* Passage *
▼

Every time I hear an American official remind Israel on the need to end settlement activity, my blood pressure starts to go up. Those American officials have hit the nail on the head. Yes, settlement activity should come to a halt and the occupied territories should be given up.

So when David Satterfield, the Deputy Assistant Secretary of State for Near Eastern Affairs, recently spoke out again, I couldn't agree with him more: America should return the occupied Southwestern territories it took from Mexico.

Some would say these lands were purchased, but they were purchased following a war. As the UN never tires of reminding Israel, conquest does not transfer sovereignty rights according to international law. Therefore, I propose an International Peace Conference be convened, to reopen this long historic dispute, and settle this conflict permanently. I'm sure America would find Israel to be a friend and an "even-handed" participant in these negotiations.

As Satterfield recently said, Israel must stop building settlements and rethink a barrier in the West Bank, although he did tell Palestinian leaders to rein in terrorist attacks. I fully agree. And perhaps America should also stop building its anti-immigration fences along the U.S.-Mexican border? Lucky for the Americans, the Mexicans long ago stopped terrorist attacks against American settlers. But now radicls among them are trying to re-annex their "homeland" - California, New Mexico, Arizona, and Texas. Israelis aren't as lucky; the Palestinians still regularly try to slaughter Jewish "settlers" and are too often successful.

I guess Israel's security fence is more justified than the American's wall. So when an American official talks about giving up occupied territories, they should first check to see if their membership card for MEChA is still valid.

MEChA is a radical Hispanic students organization in the Southwest United States, whose constitution (Article II, Section 1) says, "general membership shall consist of any student who accepts, believes and works for the goals and objectives of MEChA, including the liberation of AZTLAN, meaning self-determination of our people in this occupied state and the physical liberation of our land." MEChA is just the tip of the Hispanic liberation iceberg.

This radical movement and other liberationists like them, identifies itself as "America's Palestinians." Their ultimate goal is to reclaim the American Southwest, including California, Arizona, Nevada, New Mexico and parts of Colorado and Texas. Hispanic activists refer to the former Mexican territory as Aztlan, the mythical place of origin of the Aztec people. Aztecs in Colorado? Palestinians in Hebron or Jerusalem?

▲

* Stored rows *
▼

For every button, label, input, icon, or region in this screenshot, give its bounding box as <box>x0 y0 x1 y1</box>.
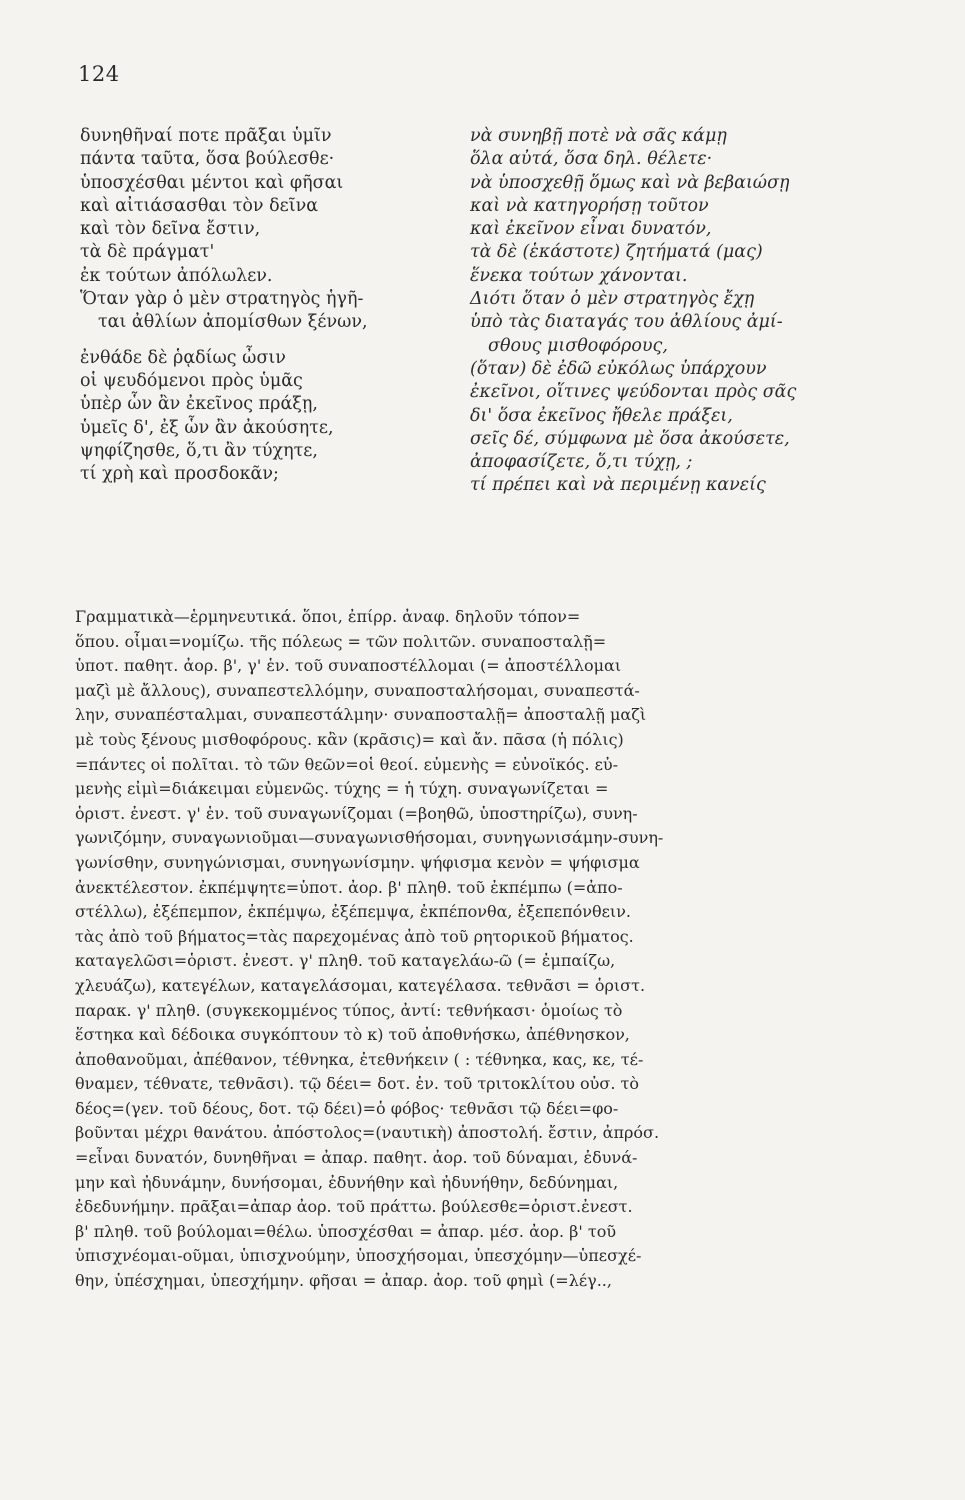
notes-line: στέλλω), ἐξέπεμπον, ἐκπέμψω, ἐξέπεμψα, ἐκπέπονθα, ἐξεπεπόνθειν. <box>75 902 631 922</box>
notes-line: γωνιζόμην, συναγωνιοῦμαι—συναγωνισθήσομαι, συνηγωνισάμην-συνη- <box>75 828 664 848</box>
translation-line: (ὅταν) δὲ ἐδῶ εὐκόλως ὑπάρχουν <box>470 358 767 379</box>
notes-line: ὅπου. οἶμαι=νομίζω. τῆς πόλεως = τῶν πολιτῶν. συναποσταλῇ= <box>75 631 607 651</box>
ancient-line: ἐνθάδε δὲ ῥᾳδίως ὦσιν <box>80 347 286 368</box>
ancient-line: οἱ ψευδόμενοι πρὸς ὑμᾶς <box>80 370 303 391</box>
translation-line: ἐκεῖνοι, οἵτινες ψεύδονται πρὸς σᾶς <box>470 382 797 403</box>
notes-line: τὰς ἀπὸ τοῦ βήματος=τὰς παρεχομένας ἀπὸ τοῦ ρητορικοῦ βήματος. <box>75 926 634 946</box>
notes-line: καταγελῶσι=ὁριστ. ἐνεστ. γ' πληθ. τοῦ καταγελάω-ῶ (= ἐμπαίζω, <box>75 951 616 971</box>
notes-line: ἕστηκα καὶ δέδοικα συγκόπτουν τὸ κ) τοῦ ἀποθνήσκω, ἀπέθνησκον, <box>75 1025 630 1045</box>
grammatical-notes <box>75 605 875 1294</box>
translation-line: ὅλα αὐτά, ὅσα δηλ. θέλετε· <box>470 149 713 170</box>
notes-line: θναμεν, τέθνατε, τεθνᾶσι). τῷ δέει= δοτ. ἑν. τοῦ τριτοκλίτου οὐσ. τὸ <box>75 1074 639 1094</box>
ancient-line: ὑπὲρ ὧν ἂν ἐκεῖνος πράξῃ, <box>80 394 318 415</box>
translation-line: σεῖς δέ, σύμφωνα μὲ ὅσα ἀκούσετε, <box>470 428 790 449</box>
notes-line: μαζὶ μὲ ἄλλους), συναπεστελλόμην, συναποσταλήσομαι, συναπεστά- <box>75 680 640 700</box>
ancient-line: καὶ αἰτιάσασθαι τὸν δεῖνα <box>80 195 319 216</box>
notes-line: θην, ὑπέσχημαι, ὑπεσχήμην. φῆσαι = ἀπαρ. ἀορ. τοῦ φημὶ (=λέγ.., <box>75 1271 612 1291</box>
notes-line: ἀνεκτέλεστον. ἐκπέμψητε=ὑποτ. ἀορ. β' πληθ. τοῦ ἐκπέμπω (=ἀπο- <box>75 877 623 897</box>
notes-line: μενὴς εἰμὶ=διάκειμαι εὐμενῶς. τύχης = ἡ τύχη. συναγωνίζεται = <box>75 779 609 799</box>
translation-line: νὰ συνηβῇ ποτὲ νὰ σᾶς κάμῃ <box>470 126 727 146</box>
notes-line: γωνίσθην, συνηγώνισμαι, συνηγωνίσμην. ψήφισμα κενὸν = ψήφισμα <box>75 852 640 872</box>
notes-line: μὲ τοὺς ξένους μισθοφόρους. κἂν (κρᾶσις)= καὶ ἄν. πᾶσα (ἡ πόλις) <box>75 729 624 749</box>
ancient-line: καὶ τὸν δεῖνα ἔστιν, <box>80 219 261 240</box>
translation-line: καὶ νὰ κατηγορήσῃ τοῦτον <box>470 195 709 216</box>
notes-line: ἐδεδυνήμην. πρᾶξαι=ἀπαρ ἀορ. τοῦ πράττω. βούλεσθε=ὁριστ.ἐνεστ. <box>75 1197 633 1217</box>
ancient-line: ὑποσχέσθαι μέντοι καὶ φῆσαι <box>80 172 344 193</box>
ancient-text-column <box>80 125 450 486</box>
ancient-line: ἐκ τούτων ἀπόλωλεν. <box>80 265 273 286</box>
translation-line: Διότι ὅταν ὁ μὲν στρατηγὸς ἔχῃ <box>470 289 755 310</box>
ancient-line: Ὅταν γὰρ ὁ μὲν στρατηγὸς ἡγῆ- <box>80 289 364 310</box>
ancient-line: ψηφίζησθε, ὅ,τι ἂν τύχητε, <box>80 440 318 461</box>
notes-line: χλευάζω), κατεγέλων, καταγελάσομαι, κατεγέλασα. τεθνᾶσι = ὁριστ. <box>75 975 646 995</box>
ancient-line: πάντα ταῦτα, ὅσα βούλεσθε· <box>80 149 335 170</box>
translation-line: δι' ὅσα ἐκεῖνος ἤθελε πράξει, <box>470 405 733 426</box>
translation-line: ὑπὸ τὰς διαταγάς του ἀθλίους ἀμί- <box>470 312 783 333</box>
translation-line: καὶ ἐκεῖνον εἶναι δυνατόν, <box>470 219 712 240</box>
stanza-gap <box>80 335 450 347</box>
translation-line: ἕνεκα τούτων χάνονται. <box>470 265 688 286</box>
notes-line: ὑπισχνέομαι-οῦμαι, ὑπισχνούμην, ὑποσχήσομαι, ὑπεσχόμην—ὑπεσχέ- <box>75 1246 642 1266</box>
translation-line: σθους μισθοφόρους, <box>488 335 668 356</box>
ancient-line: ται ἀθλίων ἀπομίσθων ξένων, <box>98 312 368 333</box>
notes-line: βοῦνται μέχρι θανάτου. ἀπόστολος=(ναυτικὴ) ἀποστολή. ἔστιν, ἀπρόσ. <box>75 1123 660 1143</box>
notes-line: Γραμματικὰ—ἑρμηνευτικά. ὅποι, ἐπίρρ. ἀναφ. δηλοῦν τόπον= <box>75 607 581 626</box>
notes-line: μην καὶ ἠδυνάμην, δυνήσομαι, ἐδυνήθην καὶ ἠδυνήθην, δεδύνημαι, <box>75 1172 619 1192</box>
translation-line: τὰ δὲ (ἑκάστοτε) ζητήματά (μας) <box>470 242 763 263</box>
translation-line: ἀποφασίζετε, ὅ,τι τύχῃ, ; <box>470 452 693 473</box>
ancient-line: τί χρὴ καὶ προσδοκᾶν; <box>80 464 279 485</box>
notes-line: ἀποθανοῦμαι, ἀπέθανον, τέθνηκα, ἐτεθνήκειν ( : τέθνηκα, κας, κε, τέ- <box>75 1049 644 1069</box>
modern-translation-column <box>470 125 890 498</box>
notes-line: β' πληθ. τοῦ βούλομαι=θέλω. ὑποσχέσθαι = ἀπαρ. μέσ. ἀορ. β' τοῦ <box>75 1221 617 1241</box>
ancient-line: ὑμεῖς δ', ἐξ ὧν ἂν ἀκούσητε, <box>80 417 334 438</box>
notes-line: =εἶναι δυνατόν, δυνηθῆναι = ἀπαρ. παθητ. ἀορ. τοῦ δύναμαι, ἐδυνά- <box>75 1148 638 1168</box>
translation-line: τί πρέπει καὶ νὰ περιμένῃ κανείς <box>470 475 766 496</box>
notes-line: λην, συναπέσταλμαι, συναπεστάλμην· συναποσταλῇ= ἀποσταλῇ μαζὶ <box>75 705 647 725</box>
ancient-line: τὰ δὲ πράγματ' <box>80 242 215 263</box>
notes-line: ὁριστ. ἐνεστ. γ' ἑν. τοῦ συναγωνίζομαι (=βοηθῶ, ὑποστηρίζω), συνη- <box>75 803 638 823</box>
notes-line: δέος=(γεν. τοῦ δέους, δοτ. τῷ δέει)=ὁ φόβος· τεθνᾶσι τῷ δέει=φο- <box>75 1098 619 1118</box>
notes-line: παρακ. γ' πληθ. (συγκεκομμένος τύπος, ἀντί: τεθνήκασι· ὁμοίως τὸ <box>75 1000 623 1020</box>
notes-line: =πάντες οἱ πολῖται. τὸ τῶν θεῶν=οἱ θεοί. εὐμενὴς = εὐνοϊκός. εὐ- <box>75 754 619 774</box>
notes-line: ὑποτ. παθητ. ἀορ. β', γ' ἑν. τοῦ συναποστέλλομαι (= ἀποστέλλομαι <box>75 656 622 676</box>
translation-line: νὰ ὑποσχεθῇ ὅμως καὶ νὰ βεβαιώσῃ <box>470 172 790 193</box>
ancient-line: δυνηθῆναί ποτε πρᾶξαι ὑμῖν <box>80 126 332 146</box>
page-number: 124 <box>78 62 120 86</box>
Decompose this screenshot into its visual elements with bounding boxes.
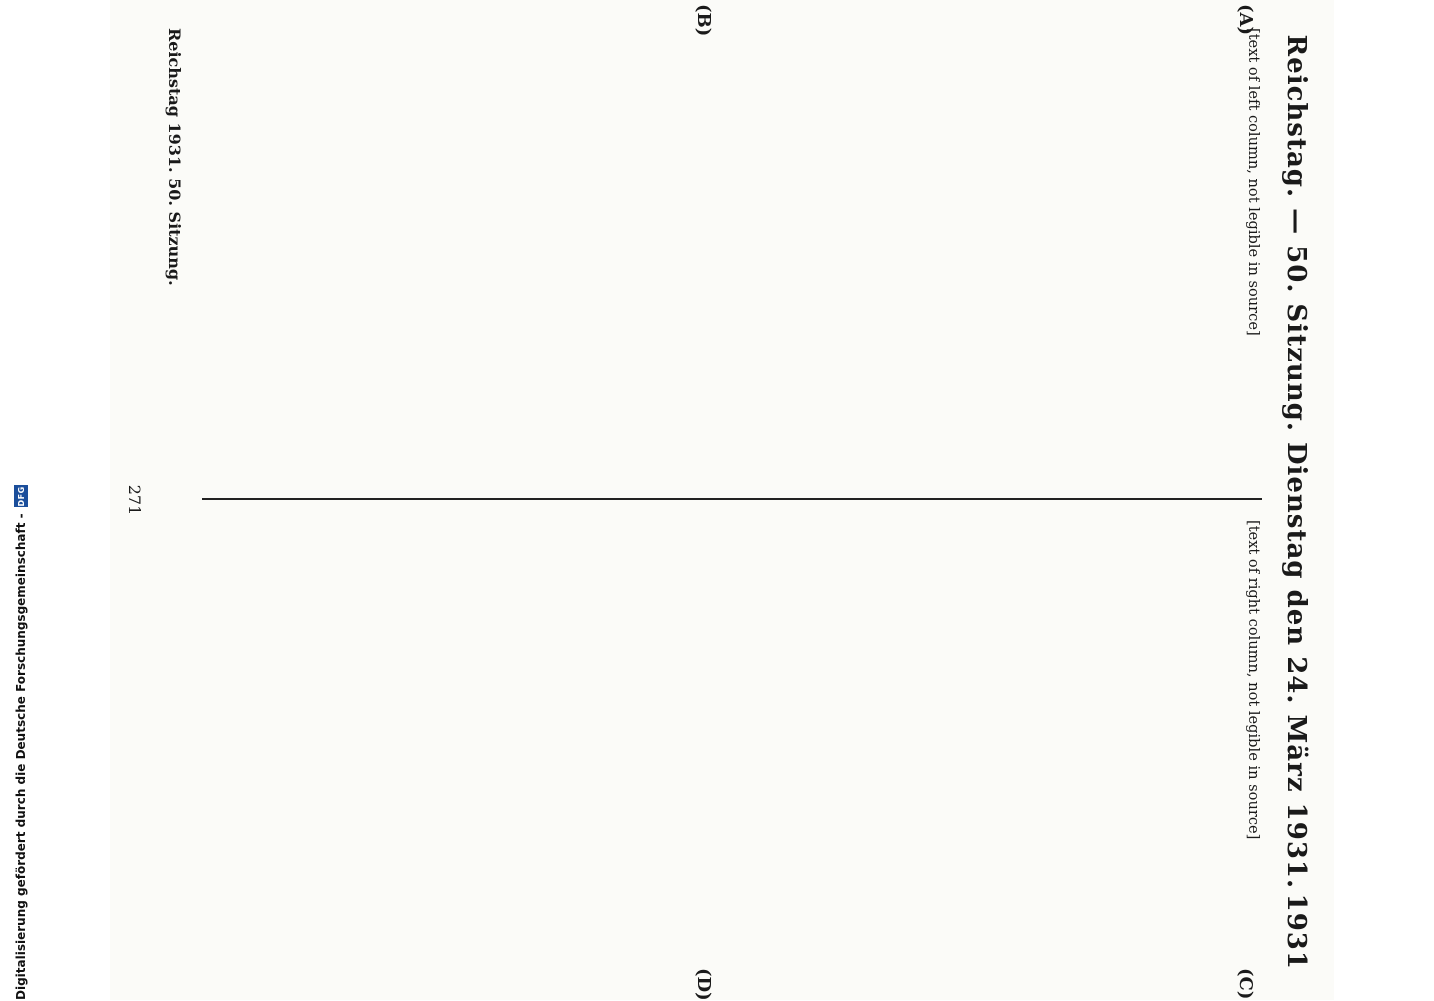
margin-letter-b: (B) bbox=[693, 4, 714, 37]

▲

* Goals *
1. Answer these from the commentary on settlements, one line each:
(a) What position does David Satterfield hold?
(b) Which article and section of MEChA's constitution does the commentary quote?
(c) What is Aztlan?
2. In the last paragraph of the commentary on settlements, which places does the movement aim to reclaim? List every one.
3. Continue the commentary on settlements after its final sentence.

* Results for the exercise *
1.
(a) Deputy Assistant Secretary of State for Near Eastern Affairs
(b) Article II, Section 1
(c) The mythical place of origin of the Aztec people, a name Hispanic activists use for the former Mexican territory

2. California, Arizona, Nevada, New Mexico, parts of Colorado, parts of Texas

3.
I think, since anyone can open a Bible and see for themselves that the Jews were in Hebron and Jerusalem for thousands of years, there shouldn't be a question as to whose land it is. Jews aren't settlers in Judea and Samaria (the West Bank and Gaza), they're the indigenous population. Jews have lived in their ancient homeland from time immemorial. The same cannot be said of those European and African settlers living in the American Southwest. Black and White settlers might just have to return their lands to the original inhabitants, Aztecs or Mexicans, or whomever a proper International Tribunal shall determine to be the rightful owners.

When Satterfield recently said, "As Israeli settlements expand...it becomes ever more difficult to see how two peoples can be separated into two states," He didn't stop to think whose land it is, and who is stealing that land. Why should Arabs have this land? The 22 Arab states they already have aren't enough?

Satterfield said in a speech to a conference on the Arab-Israeli War in 1967, "Settlement activity must stop." If he meant in Los Angeles, and Phoenix, and Dallas, I agree. But in Hebron, where  Abraham, Isaac, and Jacob lived; where King David once ruled, forget it!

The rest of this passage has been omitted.